- WRITTEN PROBLEM
Quote the entire text about the 1927 Texas Tech football team word for word.

- EXCERPTED TEXT
--------------------------------------------------

- 1927 Texas Tech football team
- Conference: Independent
- Record: 5–4
- Head coach: Ewing Y. Freeland (3rd season);
- Offensive scheme: T formation
- Base defense: 7–2–2
- Captain: Bruce Reed
- Home stadium: Tech Field

= 1927 Texas Tech Matadors football team =

American college football season

The 1927 Texas Tech Matadors football team represented Texas Technological College—now known as Texas Tech University—as an independent during the 1927 college football season. In their third season under head coach Ewing Y. Freeland, the Matadors compiled a 5–4 record and outscored opponents by a combined total of 134 to 100. The team played its home games at Tech Field.

--------------------------------------------------

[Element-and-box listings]
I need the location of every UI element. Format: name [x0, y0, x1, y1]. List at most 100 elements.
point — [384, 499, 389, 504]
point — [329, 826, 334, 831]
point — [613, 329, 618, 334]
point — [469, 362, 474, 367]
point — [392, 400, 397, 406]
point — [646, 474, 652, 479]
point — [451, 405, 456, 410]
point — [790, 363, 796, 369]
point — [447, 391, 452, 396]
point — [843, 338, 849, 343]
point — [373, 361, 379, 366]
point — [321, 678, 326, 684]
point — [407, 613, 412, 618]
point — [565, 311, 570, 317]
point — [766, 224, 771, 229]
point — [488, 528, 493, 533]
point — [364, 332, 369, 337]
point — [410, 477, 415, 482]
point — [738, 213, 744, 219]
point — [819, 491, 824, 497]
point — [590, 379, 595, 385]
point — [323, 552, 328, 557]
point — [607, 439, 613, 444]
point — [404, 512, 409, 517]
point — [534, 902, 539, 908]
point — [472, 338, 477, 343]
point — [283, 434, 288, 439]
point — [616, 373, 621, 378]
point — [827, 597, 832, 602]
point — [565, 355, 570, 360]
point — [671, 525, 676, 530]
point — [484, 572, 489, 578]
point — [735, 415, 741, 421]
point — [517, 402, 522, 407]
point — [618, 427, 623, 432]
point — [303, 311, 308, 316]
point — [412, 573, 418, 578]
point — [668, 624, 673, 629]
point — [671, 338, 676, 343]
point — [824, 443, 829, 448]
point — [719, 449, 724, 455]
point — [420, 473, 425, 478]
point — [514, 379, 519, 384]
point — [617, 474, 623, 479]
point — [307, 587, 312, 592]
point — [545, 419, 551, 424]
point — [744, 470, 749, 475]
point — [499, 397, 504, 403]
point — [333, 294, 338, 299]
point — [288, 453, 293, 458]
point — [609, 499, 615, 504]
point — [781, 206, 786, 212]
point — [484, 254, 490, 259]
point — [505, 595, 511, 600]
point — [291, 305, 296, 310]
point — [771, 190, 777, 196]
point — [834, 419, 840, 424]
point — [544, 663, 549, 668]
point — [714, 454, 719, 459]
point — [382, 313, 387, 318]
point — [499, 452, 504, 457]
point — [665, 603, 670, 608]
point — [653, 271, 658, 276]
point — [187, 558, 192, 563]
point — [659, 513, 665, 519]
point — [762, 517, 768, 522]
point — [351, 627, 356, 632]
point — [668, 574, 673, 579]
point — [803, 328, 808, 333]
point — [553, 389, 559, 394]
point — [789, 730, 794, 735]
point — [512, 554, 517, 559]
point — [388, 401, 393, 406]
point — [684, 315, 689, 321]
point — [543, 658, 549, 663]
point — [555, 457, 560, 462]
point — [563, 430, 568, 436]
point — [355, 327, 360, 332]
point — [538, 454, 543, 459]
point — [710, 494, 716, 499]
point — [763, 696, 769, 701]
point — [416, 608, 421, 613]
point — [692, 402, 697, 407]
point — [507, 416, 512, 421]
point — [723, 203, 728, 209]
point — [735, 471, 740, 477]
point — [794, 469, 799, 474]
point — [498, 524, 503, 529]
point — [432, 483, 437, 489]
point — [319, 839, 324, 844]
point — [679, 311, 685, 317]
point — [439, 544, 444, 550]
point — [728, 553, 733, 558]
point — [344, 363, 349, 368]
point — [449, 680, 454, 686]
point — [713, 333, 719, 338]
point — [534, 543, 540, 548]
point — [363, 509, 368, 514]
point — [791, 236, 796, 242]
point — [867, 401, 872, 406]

--------------------------------------------------

- SOLUTION TO THIS EXERCISE
- 1927 Texas Tech football team
- Conference: Independent
- Record: 5–4
- Head coach: Ewing Y. Freeland (3rd season);
- Offensive scheme: T formation
- Base defense: 7–2–2
- Captain: Bruce Reed
- Home stadium: Tech Field

= 1927 Texas Tech Matadors football team =

American college football season

The 1927 Texas Tech Matadors football team represented Texas Technological College—now known as Texas Tech University—as an independent during the 1927 college football season. In their third season under head coach Ewing Y. Freeland, the Matadors compiled a 5–4 record and outscored opponents by a combined total of 134 to 100. The team played its home games at Tech Field.